» **PROBLEM TO SOLVE**
Skip the pictures and quote all of the lines exactly.
DATASET ENTRIES start
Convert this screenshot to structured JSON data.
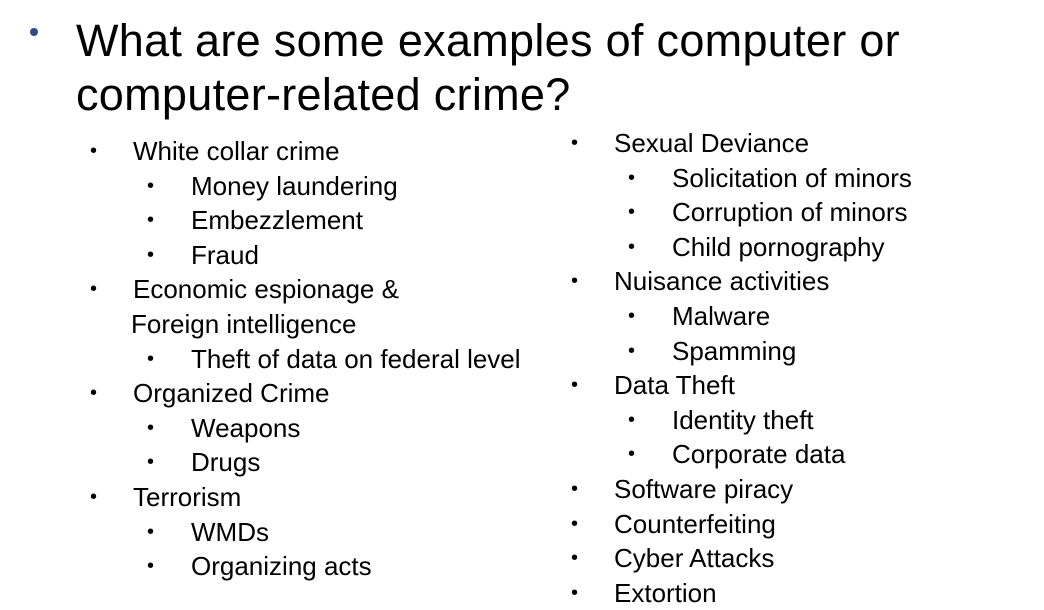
{
  "slide": {
    "title": "What are some examples of computer or computer-related crime?"
  },
  "left_column": [
    {
      "label": "White collar crime",
      "level": 1
    },
    {
      "label": "Money laundering",
      "level": 2
    },
    {
      "label": "Embezzlement",
      "level": 2
    },
    {
      "label": "Fraud",
      "level": 2
    },
    {
      "label": "Economic espionage &",
      "level": 1
    },
    {
      "label": "Foreign intelligence",
      "level": 1,
      "continuation": true
    },
    {
      "label": "Theft of data on federal level",
      "level": 2
    },
    {
      "label": "Organized Crime",
      "level": 1
    },
    {
      "label": "Weapons",
      "level": 2
    },
    {
      "label": "Drugs",
      "level": 2
    },
    {
      "label": "Terrorism",
      "level": 1
    },
    {
      "label": "WMDs",
      "level": 2
    },
    {
      "label": "Organizing acts",
      "level": 2
    }
  ],
  "right_column": [
    {
      "label": "Sexual Deviance",
      "level": 1
    },
    {
      "label": "Solicitation of minors",
      "level": 2
    },
    {
      "label": "Corruption of minors",
      "level": 2
    },
    {
      "label": "Child pornography",
      "level": 2
    },
    {
      "label": "Nuisance activities",
      "level": 1
    },
    {
      "label": "Malware",
      "level": 2
    },
    {
      "label": "Spamming",
      "level": 2
    },
    {
      "label": "Data Theft",
      "level": 1
    },
    {
      "label": "Identity theft",
      "level": 2
    },
    {
      "label": "Corporate data",
      "level": 2
    },
    {
      "label": "Software piracy",
      "level": 1
    },
    {
      "label": "Counterfeiting",
      "level": 1
    },
    {
      "label": "Cyber Attacks",
      "level": 1
    },
    {
      "label": "Extortion",
      "level": 1
    }
  ],
  "colors": {
    "title_bullet": "#2e4a8a",
    "text": "#000000",
    "background": "#ffffff"
  }
}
DATASET ENTRIES end
» **OUTPUT OF THE TASK**
Convert this screenshot to structured JSON data.
{
  "slide": {
    "title": "What are some examples of computer or computer-related crime?"
  },
  "left_column": [
    {
      "label": "White collar crime",
      "level": 1
    },
    {
      "label": "Money laundering",
      "level": 2
    },
    {
      "label": "Embezzlement",
      "level": 2
    },
    {
      "label": "Fraud",
      "level": 2
    },
    {
      "label": "Economic espionage &",
      "level": 1
    },
    {
      "label": "Foreign intelligence",
      "level": 1,
      "continuation": true
    },
    {
      "label": "Theft of data on federal level",
      "level": 2
    },
    {
      "label": "Organized Crime",
      "level": 1
    },
    {
      "label": "Weapons",
      "level": 2
    },
    {
      "label": "Drugs",
      "level": 2
    },
    {
      "label": "Terrorism",
      "level": 1
    },
    {
      "label": "WMDs",
      "level": 2
    },
    {
      "label": "Organizing acts",
      "level": 2
    }
  ],
  "right_column": [
    {
      "label": "Sexual Deviance",
      "level": 1
    },
    {
      "label": "Solicitation of minors",
      "level": 2
    },
    {
      "label": "Corruption of minors",
      "level": 2
    },
    {
      "label": "Child pornography",
      "level": 2
    },
    {
      "label": "Nuisance activities",
      "level": 1
    },
    {
      "label": "Malware",
      "level": 2
    },
    {
      "label": "Spamming",
      "level": 2
    },
    {
      "label": "Data Theft",
      "level": 1
    },
    {
      "label": "Identity theft",
      "level": 2
    },
    {
      "label": "Corporate data",
      "level": 2
    },
    {
      "label": "Software piracy",
      "level": 1
    },
    {
      "label": "Counterfeiting",
      "level": 1
    },
    {
      "label": "Cyber Attacks",
      "level": 1
    },
    {
      "label": "Extortion",
      "level": 1
    }
  ],
  "colors": {
    "title_bullet": "#2e4a8a",
    "text": "#000000",
    "background": "#ffffff"
  }
}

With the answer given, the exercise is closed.